(SOURCE EXTRACT Opens)

Don't get me wrong - I love Android, but if you're picking a platform to start with and most of your customers are in the US or Western Europe, start with iOS.
Hopefully Android follows suit and reduces their commission soon to be on the same level with Apple.
In our case it's a bit different, we have 70/30 Android iOS but the 30% of ios users make the same revenue as 70% of android users. Usually ios users are more willing to pay. I think Android should restrict some manufacturers to rewrite pure android os, as we have a lot of additional work in order to handle xiomi, zte, oppo, etc. Apple is like "You can do it only this way and not any other, and only inside apple infrastructure". Android is like "we are open-source, you can go different ways, we are compitable with any device" Of course, that's why it's more difficult to support.
We've definitely noticed that iOS users are more willing to pay for things. Mobile is super fun and Android and iOS are both great, it's just frustrating, like you pointed out, to support all the highly customized OSes. Apple is locked down which isn't ideal for enthusiast users, but much easier for developers to build consistent experiences. I'm glad there are 2 very different dominant operating systems, and Android does some things much better than iOS, but from a financial/ROI perspective, iOS still wins.
It's never been proven that iOS users are "more willing" they may just be "more forced". Android's open source culture leads to many more free options when it comes to apps.
If you are going to make a pay for app Android, it's going to have to be substantially better or innovative that the free offerings that are out there. Sorry to break the bad news, of you aren't getting Android revenue, it's likely to be down to what you are offering,. Stop taking the easy blame route and blaming the users.
it's not only our experience, you can check uber, tinder, etc. The same situation. @fourofspades
Look at that! Google is reducing their commission to 15% for the first $1M in sales every year starting July 1. Thanks for listening!
Look at that! Google is reducing their commission to 15% for the first $1M in sales every year starting July 1. Thanks for listening!

(SOURCE EXTRACT Closes)
(AVAILABLE DATA Opens)

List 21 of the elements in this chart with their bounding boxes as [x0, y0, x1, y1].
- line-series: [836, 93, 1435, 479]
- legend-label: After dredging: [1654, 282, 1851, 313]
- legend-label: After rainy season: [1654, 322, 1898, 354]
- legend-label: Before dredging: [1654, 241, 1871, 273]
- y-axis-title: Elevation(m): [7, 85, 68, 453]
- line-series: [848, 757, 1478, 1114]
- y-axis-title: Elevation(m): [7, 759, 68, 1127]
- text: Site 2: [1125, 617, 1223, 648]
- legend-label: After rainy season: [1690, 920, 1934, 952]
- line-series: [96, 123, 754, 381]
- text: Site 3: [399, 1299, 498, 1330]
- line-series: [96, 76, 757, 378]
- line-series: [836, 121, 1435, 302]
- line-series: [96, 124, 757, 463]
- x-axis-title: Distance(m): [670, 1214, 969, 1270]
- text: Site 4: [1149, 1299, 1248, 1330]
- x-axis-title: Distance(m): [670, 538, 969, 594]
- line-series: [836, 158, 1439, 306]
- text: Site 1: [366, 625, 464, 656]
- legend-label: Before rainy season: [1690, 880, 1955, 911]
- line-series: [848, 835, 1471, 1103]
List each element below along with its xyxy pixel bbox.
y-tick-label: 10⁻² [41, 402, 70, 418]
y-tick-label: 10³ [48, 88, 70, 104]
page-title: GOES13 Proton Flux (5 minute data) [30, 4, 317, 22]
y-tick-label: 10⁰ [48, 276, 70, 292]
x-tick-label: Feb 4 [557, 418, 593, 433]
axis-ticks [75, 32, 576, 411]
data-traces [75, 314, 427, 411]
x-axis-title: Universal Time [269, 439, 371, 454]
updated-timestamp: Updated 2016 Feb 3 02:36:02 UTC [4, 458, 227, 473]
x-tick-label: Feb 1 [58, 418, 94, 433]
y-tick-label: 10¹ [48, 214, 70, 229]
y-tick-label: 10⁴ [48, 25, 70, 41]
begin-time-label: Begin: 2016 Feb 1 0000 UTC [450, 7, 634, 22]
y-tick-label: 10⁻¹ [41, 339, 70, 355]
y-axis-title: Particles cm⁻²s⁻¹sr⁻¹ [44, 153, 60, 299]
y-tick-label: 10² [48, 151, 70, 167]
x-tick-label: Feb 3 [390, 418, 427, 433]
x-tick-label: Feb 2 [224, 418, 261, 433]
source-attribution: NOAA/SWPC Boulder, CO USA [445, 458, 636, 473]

(AVAILABLE DATA Closes)

**QUESTIONS:**
• A. Could you edit the Android-versus-iOS discussion by giving again the part between "It's never been" and "comes to apps.", inclusive, with "free options" changed to "no-cost options"?
• B. Can you pick up the Android-versus-iOS discussion after its last comment and carry it on?
You won't need the data for this.

**ANSWERS BY ITEM NUMBER:**
• A.
It's never been proven that iOS users are "more willing" they may just be "more forced". Android's open source culture leads to many more no-cost options when it comes to apps.

• B.
thanks, Google) Good news! <3
It wouldn't be bad if there was concise documentation in one place. Here is where the issue of googles scattered documentation structure really shows it's flaws. Some of the information is out there but it's all over the place and most of it isn't there at all. There's been many many parts of the GoogleBilling integration where I've experienced somethings that are completely undocumented and had to rely on years old stackoverflow threads like this was just some random repo. There's also no easy way to test these subscriptions the flow is to increment the version number, create a new signed bundle, publish to a release, and update the app locally on a physical device, all just to test an api. Seems absurd. I would also like to add that if you are setting up the api for the first time you will have to create a store listing, fill out serval questionaries about ads, data safety, audience your app targets, you'll need to provide a privacy policy, screenshots of your application, shall I go on? All this to test an api. We need to be able to do this on an apk. All this has nothing to do with GoogleBilling
What's worse, Google isn't playing by their own rules: they force everyone onto 2 year version update cycle, yet with their endless money flow they themselves don't have enough resources to keep their samples updated in step with the billing library releases. I bet these samples don't even have owners inside Google!
Hey, Google! Care to prove me wrong?
It took me a total of 2 or 3 days to integrate Stripe subscriptions into my website for delivering premium content, in a flow that "just works" using simple components like serverless functions in Cloudflare.
Now, trying to make an adjacent Android app that uses the Google Play Billing system for the same premium content and I'm just shocked at how unintuitive it is.